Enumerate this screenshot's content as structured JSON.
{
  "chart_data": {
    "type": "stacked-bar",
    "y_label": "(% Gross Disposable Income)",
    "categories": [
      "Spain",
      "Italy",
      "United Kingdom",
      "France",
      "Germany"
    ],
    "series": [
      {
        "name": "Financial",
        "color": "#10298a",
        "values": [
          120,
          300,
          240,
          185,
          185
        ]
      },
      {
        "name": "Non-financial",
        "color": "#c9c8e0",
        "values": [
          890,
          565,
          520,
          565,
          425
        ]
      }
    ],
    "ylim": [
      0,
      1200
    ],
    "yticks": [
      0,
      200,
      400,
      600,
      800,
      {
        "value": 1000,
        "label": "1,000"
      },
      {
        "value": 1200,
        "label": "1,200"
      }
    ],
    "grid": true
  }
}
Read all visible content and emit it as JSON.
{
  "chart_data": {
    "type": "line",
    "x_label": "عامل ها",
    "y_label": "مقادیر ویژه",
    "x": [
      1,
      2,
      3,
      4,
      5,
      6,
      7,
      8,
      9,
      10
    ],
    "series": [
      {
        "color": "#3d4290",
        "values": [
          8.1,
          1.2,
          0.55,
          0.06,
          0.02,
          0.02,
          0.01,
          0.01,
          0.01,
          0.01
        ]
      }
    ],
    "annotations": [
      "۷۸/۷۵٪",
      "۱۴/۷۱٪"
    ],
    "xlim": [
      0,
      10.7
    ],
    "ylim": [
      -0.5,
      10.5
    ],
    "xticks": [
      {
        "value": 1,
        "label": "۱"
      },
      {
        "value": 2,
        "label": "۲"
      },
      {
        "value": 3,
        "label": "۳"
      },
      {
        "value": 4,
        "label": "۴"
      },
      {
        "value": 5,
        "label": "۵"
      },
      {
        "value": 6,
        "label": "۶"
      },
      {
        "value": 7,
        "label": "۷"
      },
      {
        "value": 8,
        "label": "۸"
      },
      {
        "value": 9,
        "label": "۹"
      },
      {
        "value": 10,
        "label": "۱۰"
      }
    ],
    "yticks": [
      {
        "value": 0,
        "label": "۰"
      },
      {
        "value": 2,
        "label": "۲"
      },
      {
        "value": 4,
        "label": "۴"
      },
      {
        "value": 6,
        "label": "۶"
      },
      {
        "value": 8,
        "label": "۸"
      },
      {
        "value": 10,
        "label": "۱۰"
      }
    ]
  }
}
● ● ●
--- What the task requires ---
Using the listing above, retype each line exactly.

--- Expected answer ---
Enumerate this screenshot's content as structured JSON.
{
  "chart_data": {
    "type": "stacked-bar",
    "y_label": "(% Gross Disposable Income)",
    "categories": [
      "Spain",
      "Italy",
      "United Kingdom",
      "France",
      "Germany"
    ],
    "series": [
      {
        "name": "Financial",
        "color": "#10298a",
        "values": [
          120,
          300,
          240,
          185,
          185
        ]
      },
      {
        "name": "Non-financial",
        "color": "#c9c8e0",
        "values": [
          890,
          565,
          520,
          565,
          425
        ]
      }
    ],
    "ylim": [
      0,
      1200
    ],
    "yticks": [
      0,
      200,
      400,
      600,
      800,
      {
        "value": 1000,
        "label": "1,000"
      },
      {
        "value": 1200,
        "label": "1,200"
      }
    ],
    "grid": true
  }
}
Read all visible content and emit it as JSON.
{
  "chart_data": {
    "type": "line",
    "x_label": "عامل ها",
    "y_label": "مقادیر ویژه",
    "x": [
      1,
      2,
      3,
      4,
      5,
      6,
      7,
      8,
      9,
      10
    ],
    "series": [
      {
        "color": "#3d4290",
        "values": [
          8.1,
          1.2,
          0.55,
          0.06,
          0.02,
          0.02,
          0.01,
          0.01,
          0.01,
          0.01
        ]
      }
    ],
    "annotations": [
      "۷۸/۷۵٪",
      "۱۴/۷۱٪"
    ],
    "xlim": [
      0,
      10.7
    ],
    "ylim": [
      -0.5,
      10.5
    ],
    "xticks": [
      {
        "value": 1,
        "label": "۱"
      },
      {
        "value": 2,
        "label": "۲"
      },
      {
        "value": 3,
        "label": "۳"
      },
      {
        "value": 4,
        "label": "۴"
      },
      {
        "value": 5,
        "label": "۵"
      },
      {
        "value": 6,
        "label": "۶"
      },
      {
        "value": 7,
        "label": "۷"
      },
      {
        "value": 8,
        "label": "۸"
      },
      {
        "value": 9,
        "label": "۹"
      },
      {
        "value": 10,
        "label": "۱۰"
      }
    ],
    "yticks": [
      {
        "value": 0,
        "label": "۰"
      },
      {
        "value": 2,
        "label": "۲"
      },
      {
        "value": 4,
        "label": "۴"
      },
      {
        "value": 6,
        "label": "۶"
      },
      {
        "value": 8,
        "label": "۸"
      },
      {
        "value": 10,
        "label": "۱۰"
      }
    ]
  }
}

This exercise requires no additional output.